Materials provided.
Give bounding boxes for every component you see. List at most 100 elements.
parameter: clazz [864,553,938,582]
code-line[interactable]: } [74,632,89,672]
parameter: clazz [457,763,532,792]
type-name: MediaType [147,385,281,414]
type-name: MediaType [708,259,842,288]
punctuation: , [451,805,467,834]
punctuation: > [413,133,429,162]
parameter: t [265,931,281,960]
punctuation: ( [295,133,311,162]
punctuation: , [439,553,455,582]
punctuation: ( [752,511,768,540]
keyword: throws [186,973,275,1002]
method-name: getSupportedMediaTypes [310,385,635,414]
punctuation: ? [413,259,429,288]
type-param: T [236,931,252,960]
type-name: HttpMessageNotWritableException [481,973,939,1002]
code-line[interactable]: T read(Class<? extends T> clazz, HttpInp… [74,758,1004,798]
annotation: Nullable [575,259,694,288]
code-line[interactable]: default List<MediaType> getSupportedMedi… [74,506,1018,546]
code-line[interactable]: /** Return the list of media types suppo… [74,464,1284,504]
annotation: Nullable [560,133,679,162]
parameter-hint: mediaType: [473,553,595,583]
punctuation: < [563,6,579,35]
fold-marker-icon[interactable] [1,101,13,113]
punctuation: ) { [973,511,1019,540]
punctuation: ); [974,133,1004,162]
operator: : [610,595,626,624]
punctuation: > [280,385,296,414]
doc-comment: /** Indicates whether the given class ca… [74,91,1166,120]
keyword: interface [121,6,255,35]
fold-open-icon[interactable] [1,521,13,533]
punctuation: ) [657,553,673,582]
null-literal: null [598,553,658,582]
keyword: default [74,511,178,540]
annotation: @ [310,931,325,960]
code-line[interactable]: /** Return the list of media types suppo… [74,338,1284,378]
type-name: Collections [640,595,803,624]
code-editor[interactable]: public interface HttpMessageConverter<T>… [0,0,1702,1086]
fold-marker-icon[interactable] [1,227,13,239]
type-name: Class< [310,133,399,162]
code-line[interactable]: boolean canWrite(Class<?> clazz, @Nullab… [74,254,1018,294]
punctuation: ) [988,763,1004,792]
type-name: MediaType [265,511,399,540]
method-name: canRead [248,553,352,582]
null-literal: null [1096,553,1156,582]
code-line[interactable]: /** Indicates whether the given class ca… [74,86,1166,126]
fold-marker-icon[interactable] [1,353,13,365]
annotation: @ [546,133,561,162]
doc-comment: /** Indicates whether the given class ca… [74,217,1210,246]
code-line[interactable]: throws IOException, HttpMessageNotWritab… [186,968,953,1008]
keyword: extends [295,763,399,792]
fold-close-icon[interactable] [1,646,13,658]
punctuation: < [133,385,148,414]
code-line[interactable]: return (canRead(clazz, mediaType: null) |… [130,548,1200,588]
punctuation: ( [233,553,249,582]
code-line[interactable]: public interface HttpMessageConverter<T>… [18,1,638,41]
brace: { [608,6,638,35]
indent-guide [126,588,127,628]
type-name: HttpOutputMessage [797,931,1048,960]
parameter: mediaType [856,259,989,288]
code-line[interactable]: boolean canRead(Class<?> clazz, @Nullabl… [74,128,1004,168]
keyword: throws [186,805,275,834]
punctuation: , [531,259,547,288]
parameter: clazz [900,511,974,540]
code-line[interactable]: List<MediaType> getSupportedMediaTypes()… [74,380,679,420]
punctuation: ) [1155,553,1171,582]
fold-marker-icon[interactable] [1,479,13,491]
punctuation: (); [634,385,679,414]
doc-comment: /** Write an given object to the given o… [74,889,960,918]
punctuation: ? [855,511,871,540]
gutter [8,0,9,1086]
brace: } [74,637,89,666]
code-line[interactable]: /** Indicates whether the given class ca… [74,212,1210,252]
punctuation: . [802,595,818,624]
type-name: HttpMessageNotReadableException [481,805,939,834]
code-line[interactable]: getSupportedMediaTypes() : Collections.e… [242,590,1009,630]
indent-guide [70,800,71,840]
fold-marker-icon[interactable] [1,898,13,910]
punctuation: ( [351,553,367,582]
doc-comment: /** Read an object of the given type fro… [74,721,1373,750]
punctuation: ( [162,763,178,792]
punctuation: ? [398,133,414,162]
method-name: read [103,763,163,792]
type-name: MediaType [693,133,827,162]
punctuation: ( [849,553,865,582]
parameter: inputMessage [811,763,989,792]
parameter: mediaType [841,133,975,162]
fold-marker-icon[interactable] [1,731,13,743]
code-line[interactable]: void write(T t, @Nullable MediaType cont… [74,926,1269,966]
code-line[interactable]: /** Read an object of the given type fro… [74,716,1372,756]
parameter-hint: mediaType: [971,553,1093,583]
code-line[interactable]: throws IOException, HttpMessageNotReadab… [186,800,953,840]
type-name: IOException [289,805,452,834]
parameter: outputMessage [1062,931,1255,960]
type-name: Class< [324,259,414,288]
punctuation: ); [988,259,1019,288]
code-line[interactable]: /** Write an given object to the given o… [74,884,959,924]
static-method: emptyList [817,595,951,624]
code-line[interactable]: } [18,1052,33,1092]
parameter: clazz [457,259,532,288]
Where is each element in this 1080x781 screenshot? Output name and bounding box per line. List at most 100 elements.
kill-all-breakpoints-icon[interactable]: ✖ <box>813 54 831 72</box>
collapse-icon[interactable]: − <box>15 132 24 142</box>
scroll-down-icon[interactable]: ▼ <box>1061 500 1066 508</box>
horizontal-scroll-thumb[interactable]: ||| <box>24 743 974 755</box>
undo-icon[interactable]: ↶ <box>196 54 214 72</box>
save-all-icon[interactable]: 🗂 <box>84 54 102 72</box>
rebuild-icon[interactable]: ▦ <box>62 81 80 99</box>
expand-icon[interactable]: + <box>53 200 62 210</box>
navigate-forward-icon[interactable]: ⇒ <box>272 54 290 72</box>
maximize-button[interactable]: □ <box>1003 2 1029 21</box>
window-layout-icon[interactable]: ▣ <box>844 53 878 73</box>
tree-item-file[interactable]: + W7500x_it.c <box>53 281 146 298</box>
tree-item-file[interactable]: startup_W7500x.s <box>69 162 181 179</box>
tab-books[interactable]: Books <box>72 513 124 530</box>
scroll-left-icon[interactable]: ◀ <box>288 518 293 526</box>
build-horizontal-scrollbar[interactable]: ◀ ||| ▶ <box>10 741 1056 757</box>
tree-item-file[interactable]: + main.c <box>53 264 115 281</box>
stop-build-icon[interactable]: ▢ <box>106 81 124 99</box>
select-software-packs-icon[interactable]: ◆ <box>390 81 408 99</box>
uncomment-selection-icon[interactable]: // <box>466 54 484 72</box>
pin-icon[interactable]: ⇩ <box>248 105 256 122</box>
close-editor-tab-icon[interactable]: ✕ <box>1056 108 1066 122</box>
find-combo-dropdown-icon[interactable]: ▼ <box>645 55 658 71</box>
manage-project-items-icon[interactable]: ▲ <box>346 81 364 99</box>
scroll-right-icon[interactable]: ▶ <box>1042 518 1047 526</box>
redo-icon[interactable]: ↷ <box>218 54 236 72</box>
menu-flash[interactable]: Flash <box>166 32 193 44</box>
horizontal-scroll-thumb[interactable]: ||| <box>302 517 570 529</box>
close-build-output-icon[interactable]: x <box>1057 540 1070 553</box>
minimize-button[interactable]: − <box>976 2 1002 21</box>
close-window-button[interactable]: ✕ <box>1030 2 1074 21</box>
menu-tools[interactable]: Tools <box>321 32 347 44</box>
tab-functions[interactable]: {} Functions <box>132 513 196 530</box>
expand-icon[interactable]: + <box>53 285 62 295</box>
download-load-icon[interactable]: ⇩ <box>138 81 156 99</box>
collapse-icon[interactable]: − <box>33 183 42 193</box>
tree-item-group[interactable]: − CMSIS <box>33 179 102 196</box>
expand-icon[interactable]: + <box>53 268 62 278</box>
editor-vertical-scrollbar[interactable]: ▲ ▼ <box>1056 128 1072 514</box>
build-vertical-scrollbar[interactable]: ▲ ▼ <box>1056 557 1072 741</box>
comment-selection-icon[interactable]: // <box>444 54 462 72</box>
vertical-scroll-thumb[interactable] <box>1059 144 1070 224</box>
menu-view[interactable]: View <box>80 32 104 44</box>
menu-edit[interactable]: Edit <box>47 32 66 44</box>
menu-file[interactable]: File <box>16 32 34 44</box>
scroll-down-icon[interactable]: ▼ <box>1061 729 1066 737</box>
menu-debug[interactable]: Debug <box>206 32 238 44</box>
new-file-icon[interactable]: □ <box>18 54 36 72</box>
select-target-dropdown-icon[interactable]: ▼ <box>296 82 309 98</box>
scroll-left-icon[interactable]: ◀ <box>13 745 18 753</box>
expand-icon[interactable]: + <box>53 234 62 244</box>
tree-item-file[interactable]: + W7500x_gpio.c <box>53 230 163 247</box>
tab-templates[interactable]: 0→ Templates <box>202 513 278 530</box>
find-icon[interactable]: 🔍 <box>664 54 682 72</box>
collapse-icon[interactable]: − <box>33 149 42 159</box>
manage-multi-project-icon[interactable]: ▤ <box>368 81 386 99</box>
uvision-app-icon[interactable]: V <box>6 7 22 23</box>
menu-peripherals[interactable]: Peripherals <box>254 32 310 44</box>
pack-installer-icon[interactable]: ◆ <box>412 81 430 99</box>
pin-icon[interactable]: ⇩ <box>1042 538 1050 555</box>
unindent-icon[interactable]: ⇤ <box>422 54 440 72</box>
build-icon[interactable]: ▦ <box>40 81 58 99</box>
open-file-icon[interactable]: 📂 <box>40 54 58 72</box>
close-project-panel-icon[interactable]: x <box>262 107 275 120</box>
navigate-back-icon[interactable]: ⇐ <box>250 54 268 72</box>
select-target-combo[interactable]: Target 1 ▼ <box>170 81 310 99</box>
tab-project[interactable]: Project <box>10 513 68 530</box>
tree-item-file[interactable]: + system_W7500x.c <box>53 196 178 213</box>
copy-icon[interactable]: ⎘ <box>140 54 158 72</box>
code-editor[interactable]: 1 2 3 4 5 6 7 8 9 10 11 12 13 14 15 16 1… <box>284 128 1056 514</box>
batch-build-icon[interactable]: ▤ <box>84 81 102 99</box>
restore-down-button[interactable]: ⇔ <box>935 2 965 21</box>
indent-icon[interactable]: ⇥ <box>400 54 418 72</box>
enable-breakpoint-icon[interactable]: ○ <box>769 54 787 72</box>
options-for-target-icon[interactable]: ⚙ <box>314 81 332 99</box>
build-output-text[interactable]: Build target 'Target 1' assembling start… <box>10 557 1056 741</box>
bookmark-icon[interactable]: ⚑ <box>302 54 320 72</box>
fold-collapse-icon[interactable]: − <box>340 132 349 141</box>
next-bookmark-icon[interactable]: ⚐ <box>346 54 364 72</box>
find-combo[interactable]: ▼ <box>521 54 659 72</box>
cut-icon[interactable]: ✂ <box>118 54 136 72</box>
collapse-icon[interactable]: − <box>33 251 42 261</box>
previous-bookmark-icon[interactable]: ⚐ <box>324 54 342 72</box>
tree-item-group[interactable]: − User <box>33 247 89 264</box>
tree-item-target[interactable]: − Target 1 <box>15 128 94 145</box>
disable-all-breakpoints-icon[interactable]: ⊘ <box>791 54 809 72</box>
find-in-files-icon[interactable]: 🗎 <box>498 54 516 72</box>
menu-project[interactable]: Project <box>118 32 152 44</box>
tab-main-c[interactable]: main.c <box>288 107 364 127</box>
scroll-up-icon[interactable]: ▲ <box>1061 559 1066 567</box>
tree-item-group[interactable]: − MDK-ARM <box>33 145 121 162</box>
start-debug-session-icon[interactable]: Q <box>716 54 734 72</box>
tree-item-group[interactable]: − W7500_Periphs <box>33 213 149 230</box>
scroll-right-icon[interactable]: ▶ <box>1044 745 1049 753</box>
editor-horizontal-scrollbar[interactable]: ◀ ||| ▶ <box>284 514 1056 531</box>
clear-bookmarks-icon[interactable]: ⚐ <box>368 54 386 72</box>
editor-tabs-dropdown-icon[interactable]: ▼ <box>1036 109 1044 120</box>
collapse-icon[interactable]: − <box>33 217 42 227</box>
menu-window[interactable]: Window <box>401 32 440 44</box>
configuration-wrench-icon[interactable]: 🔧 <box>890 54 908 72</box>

Short exercise. Extract everything from the start of the records down to the line containing "type-name: HttpMessageNotWritableException [481,973,939,1002]", reproducing each line exactly and including that final line.

Final answer.
Give bounding boxes for every component you see. List at most 100 elements.
parameter: clazz [864,553,938,582]
code-line[interactable]: } [74,632,89,672]
parameter: clazz [457,763,532,792]
type-name: MediaType [147,385,281,414]
type-name: MediaType [708,259,842,288]
punctuation: , [451,805,467,834]
punctuation: > [413,133,429,162]
parameter: t [265,931,281,960]
punctuation: ( [295,133,311,162]
punctuation: , [439,553,455,582]
punctuation: ( [752,511,768,540]
keyword: throws [186,973,275,1002]
method-name: getSupportedMediaTypes [310,385,635,414]
punctuation: ? [413,259,429,288]
type-param: T [236,931,252,960]
type-name: HttpMessageNotWritableException [481,973,939,1002]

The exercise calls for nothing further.